### [Task]
Could you print all the entries exactly?

### [Given records]
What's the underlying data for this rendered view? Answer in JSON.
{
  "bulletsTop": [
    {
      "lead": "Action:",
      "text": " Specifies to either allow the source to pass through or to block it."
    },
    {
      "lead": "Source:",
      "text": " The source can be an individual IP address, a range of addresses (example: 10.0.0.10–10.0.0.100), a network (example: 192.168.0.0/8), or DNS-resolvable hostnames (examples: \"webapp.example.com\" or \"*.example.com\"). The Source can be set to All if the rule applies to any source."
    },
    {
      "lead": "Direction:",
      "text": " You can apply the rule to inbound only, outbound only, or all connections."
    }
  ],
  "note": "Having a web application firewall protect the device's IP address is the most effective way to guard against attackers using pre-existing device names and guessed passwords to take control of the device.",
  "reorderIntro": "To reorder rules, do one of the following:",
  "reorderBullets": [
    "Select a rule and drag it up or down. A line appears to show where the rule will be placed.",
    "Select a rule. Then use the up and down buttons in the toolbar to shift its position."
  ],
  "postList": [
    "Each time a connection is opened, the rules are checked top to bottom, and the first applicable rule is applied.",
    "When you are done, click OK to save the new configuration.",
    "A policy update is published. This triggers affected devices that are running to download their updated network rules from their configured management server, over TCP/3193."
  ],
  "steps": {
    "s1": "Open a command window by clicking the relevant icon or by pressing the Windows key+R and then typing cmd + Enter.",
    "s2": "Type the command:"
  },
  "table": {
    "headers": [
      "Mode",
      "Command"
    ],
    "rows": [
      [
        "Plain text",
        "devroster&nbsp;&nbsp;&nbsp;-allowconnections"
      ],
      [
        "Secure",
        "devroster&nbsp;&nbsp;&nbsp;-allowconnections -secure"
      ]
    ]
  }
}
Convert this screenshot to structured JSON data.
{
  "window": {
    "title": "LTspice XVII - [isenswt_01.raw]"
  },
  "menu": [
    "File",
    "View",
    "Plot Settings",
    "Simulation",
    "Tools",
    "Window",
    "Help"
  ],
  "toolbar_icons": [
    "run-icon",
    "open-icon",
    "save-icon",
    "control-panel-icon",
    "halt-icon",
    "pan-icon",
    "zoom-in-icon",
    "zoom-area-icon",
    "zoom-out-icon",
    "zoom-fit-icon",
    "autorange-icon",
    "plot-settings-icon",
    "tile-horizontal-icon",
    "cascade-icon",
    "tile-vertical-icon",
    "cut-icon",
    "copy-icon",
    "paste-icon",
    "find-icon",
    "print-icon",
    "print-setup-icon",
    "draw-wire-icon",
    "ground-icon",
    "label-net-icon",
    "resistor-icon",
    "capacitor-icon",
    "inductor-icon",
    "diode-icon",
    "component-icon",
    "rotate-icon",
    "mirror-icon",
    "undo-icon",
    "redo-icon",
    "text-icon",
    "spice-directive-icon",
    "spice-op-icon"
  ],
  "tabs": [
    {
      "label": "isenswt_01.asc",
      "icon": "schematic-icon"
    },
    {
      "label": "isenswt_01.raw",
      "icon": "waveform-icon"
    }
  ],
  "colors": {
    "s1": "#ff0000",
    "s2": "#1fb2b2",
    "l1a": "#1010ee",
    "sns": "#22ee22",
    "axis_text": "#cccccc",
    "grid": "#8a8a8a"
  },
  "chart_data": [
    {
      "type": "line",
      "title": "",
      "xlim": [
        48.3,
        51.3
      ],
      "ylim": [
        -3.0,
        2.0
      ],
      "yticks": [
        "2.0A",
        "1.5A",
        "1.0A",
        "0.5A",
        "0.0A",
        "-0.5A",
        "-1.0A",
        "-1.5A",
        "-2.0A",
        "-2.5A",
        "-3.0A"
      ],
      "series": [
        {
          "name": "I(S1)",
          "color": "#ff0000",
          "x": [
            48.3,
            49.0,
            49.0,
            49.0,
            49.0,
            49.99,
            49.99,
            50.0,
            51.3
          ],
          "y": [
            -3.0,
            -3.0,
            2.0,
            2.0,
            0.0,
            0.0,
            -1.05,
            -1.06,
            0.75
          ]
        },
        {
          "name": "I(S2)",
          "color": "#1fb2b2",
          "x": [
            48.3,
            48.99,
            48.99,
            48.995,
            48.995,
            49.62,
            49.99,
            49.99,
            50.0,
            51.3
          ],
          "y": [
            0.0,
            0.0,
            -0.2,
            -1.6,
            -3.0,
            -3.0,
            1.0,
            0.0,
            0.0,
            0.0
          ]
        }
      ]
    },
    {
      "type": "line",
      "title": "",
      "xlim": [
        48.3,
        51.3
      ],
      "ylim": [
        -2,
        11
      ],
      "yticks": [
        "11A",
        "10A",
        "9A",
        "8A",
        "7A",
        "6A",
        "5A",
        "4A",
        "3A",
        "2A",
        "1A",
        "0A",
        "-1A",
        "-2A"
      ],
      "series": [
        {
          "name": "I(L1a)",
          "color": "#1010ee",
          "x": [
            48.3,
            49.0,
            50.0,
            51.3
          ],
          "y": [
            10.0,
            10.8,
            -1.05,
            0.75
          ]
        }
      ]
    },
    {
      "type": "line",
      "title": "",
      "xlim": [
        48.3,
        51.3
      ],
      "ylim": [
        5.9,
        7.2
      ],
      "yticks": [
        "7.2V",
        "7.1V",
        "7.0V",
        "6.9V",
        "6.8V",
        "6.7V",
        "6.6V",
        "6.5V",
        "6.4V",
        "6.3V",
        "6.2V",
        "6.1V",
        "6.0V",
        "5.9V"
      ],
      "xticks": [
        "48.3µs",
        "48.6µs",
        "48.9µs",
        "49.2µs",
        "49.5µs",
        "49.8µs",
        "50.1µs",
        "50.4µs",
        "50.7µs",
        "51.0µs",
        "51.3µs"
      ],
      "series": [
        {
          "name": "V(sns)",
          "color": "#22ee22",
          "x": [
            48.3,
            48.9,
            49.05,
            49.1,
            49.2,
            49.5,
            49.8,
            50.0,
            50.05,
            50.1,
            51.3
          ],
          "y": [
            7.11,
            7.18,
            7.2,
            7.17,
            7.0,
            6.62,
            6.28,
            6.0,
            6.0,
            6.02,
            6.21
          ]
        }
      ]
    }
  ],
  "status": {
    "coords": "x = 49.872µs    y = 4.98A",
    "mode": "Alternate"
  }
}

### [Completed exercise]
What's the underlying data for this rendered view? Answer in JSON.
{
  "bulletsTop": [
    {
      "lead": "Action:",
      "text": " Specifies to either allow the source to pass through or to block it."
    },
    {
      "lead": "Source:",
      "text": " The source can be an individual IP address, a range of addresses (example: 10.0.0.10–10.0.0.100), a network (example: 192.168.0.0/8), or DNS-resolvable hostnames (examples: \"webapp.example.com\" or \"*.example.com\"). The Source can be set to All if the rule applies to any source."
    },
    {
      "lead": "Direction:",
      "text": " You can apply the rule to inbound only, outbound only, or all connections."
    }
  ],
  "note": "Having a web application firewall protect the device's IP address is the most effective way to guard against attackers using pre-existing device names and guessed passwords to take control of the device.",
  "reorderIntro": "To reorder rules, do one of the following:",
  "reorderBullets": [
    "Select a rule and drag it up or down. A line appears to show where the rule will be placed.",
    "Select a rule. Then use the up and down buttons in the toolbar to shift its position."
  ],
  "postList": [
    "Each time a connection is opened, the rules are checked top to bottom, and the first applicable rule is applied.",
    "When you are done, click OK to save the new configuration.",
    "A policy update is published. This triggers affected devices that are running to download their updated network rules from their configured management server, over TCP/3193."
  ],
  "steps": {
    "s1": "Open a command window by clicking the relevant icon or by pressing the Windows key+R and then typing cmd + Enter.",
    "s2": "Type the command:"
  },
  "table": {
    "headers": [
      "Mode",
      "Command"
    ],
    "rows": [
      [
        "Plain text",
        "devroster&nbsp;&nbsp;&nbsp;-allowconnections"
      ],
      [
        "Secure",
        "devroster&nbsp;&nbsp;&nbsp;-allowconnections -secure"
      ]
    ]
  }
}
Convert this screenshot to structured JSON data.
{
  "window": {
    "title": "LTspice XVII - [isenswt_01.raw]"
  },
  "menu": [
    "File",
    "View",
    "Plot Settings",
    "Simulation",
    "Tools",
    "Window",
    "Help"
  ],
  "toolbar_icons": [
    "run-icon",
    "open-icon",
    "save-icon",
    "control-panel-icon",
    "halt-icon",
    "pan-icon",
    "zoom-in-icon",
    "zoom-area-icon",
    "zoom-out-icon",
    "zoom-fit-icon",
    "autorange-icon",
    "plot-settings-icon",
    "tile-horizontal-icon",
    "cascade-icon",
    "tile-vertical-icon",
    "cut-icon",
    "copy-icon",
    "paste-icon",
    "find-icon",
    "print-icon",
    "print-setup-icon",
    "draw-wire-icon",
    "ground-icon",
    "label-net-icon",
    "resistor-icon",
    "capacitor-icon",
    "inductor-icon",
    "diode-icon",
    "component-icon",
    "rotate-icon",
    "mirror-icon",
    "undo-icon",
    "redo-icon",
    "text-icon",
    "spice-directive-icon",
    "spice-op-icon"
  ],
  "tabs": [
    {
      "label": "isenswt_01.asc",
      "icon": "schematic-icon"
    },
    {
      "label": "isenswt_01.raw",
      "icon": "waveform-icon"
    }
  ],
  "colors": {
    "s1": "#ff0000",
    "s2": "#1fb2b2",
    "l1a": "#1010ee",
    "sns": "#22ee22",
    "axis_text": "#cccccc",
    "grid": "#8a8a8a"
  },
  "chart_data": [
    {
      "type": "line",
      "title": "",
      "xlim": [
        48.3,
        51.3
      ],
      "ylim": [
        -3.0,
        2.0
      ],
      "yticks": [
        "2.0A",
        "1.5A",
        "1.0A",
        "0.5A",
        "0.0A",
        "-0.5A",
        "-1.0A",
        "-1.5A",
        "-2.0A",
        "-2.5A",
        "-3.0A"
      ],
      "series": [
        {
          "name": "I(S1)",
          "color": "#ff0000",
          "x": [
            48.3,
            49.0,
            49.0,
            49.0,
            49.0,
            49.99,
            49.99,
            50.0,
            51.3
          ],
          "y": [
            -3.0,
            -3.0,
            2.0,
            2.0,
            0.0,
            0.0,
            -1.05,
            -1.06,
            0.75
          ]
        },
        {
          "name": "I(S2)",
          "color": "#1fb2b2",
          "x": [
            48.3,
            48.99,
            48.99,
            48.995,
            48.995,
            49.62,
            49.99,
            49.99,
            50.0,
            51.3
          ],
          "y": [
            0.0,
            0.0,
            -0.2,
            -1.6,
            -3.0,
            -3.0,
            1.0,
            0.0,
            0.0,
            0.0
          ]
        }
      ]
    },
    {
      "type": "line",
      "title": "",
      "xlim": [
        48.3,
        51.3
      ],
      "ylim": [
        -2,
        11
      ],
      "yticks": [
        "11A",
        "10A",
        "9A",
        "8A",
        "7A",
        "6A",
        "5A",
        "4A",
        "3A",
        "2A",
        "1A",
        "0A",
        "-1A",
        "-2A"
      ],
      "series": [
        {
          "name": "I(L1a)",
          "color": "#1010ee",
          "x": [
            48.3,
            49.0,
            50.0,
            51.3
          ],
          "y": [
            10.0,
            10.8,
            -1.05,
            0.75
          ]
        }
      ]
    },
    {
      "type": "line",
      "title": "",
      "xlim": [
        48.3,
        51.3
      ],
      "ylim": [
        5.9,
        7.2
      ],
      "yticks": [
        "7.2V",
        "7.1V",
        "7.0V",
        "6.9V",
        "6.8V",
        "6.7V",
        "6.6V",
        "6.5V",
        "6.4V",
        "6.3V",
        "6.2V",
        "6.1V",
        "6.0V",
        "5.9V"
      ],
      "xticks": [
        "48.3µs",
        "48.6µs",
        "48.9µs",
        "49.2µs",
        "49.5µs",
        "49.8µs",
        "50.1µs",
        "50.4µs",
        "50.7µs",
        "51.0µs",
        "51.3µs"
      ],
      "series": [
        {
          "name": "V(sns)",
          "color": "#22ee22",
          "x": [
            48.3,
            48.9,
            49.05,
            49.1,
            49.2,
            49.5,
            49.8,
            50.0,
            50.05,
            50.1,
            51.3
          ],
          "y": [
            7.11,
            7.18,
            7.2,
            7.17,
            7.0,
            6.62,
            6.28,
            6.0,
            6.0,
            6.02,
            6.21
          ]
        }
      ]
    }
  ],
  "status": {
    "coords": "x = 49.872µs    y = 4.98A",
    "mode": "Alternate"
  }
}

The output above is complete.